▶ [DESCRIPTION OF THE TASK]: Could you extract every entry below and reproduce it exactly?

▶ [DATA ENTRIES]:
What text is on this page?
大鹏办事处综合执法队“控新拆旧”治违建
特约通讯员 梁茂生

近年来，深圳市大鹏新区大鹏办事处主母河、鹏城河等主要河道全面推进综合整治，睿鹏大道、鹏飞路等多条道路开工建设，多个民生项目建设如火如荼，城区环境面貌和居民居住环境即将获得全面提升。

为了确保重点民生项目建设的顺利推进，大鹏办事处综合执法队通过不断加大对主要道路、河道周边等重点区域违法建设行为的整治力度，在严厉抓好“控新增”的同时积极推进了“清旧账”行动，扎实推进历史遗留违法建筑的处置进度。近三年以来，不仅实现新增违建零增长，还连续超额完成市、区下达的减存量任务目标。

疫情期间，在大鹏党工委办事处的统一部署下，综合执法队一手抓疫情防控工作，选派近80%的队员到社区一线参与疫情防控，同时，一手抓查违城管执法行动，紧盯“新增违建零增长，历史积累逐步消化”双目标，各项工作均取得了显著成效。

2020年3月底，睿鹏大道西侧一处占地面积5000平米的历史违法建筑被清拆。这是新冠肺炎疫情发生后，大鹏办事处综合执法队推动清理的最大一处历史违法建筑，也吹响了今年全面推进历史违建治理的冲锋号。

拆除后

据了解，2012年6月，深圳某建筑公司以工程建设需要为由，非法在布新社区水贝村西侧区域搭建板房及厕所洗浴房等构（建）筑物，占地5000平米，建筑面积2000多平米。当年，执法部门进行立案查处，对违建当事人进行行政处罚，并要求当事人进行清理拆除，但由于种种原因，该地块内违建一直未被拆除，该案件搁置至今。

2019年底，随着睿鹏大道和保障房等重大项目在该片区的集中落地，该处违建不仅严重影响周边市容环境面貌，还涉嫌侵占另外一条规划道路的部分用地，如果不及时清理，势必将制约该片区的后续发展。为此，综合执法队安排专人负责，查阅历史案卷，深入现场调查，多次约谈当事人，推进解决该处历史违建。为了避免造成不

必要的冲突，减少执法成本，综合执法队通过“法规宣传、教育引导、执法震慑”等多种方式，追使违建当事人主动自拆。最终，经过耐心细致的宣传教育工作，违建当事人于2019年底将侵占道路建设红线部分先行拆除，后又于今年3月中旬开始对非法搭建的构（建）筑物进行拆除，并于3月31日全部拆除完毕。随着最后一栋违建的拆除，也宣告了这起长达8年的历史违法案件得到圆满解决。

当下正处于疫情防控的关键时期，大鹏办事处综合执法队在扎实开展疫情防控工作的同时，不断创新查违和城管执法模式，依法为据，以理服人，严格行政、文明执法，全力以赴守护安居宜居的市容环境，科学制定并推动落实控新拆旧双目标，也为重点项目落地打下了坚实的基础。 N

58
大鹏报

▶ [RESULT BELOW]:
What text is on this page?
大鹏办事处综合执法队“控新拆旧”治违建
特约通讯员 梁茂生

近年来，深圳市大鹏新区大鹏办事处主母河、鹏城河等主要河道全面推进综合整治，睿鹏大道、鹏飞路等多条道路开工建设，多个民生项目建设如火如荼，城区环境面貌和居民居住环境即将获得全面提升。

为了确保重点民生项目建设的顺利推进，大鹏办事处综合执法队通过不断加大对主要道路、河道周边等重点区域违法建设行为的整治力度，在严厉抓好“控新增”的同时积极推进了“清旧账”行动，扎实推进历史遗留违法建筑的处置进度。近三年以来，不仅实现新增违建零增长，还连续超额完成市、区下达的减存量任务目标。

疫情期间，在大鹏党工委办事处的统一部署下，综合执法队一手抓疫情防控工作，选派近80%的队员到社区一线参与疫情防控，同时，一手抓查违城管执法行动，紧盯“新增违建零增长，历史积累逐步消化”双目标，各项工作均取得了显著成效。

2020年3月底，睿鹏大道西侧一处占地面积5000平米的历史违法建筑被清拆。这是新冠肺炎疫情发生后，大鹏办事处综合执法队推动清理的最大一处历史违法建筑，也吹响了今年全面推进历史违建治理的冲锋号。

拆除后

据了解，2012年6月，深圳某建筑公司以工程建设需要为由，非法在布新社区水贝村西侧区域搭建板房及厕所洗浴房等构（建）筑物，占地5000平米，建筑面积2000多平米。当年，执法部门进行立案查处，对违建当事人进行行政处罚，并要求当事人进行清理拆除，但由于种种原因，该地块内违建一直未被拆除，该案件搁置至今。

2019年底，随着睿鹏大道和保障房等重大项目在该片区的集中落地，该处违建不仅严重影响周边市容环境面貌，还涉嫌侵占另外一条规划道路的部分用地，如果不及时清理，势必将制约该片区的后续发展。为此，综合执法队安排专人负责，查阅历史案卷，深入现场调查，多次约谈当事人，推进解决该处历史违建。为了避免造成不

必要的冲突，减少执法成本，综合执法队通过“法规宣传、教育引导、执法震慑”等多种方式，追使违建当事人主动自拆。最终，经过耐心细致的宣传教育工作，违建当事人于2019年底将侵占道路建设红线部分先行拆除，后又于今年3月中旬开始对非法搭建的构（建）筑物进行拆除，并于3月31日全部拆除完毕。随着最后一栋违建的拆除，也宣告了这起长达8年的历史违法案件得到圆满解决。

当下正处于疫情防控的关键时期，大鹏办事处综合执法队在扎实开展疫情防控工作的同时，不断创新查违和城管执法模式，依法为据，以理服人，严格行政、文明执法，全力以赴守护安居宜居的市容环境，科学制定并推动落实控新拆旧双目标，也为重点项目落地打下了坚实的基础。 N

58
大鹏报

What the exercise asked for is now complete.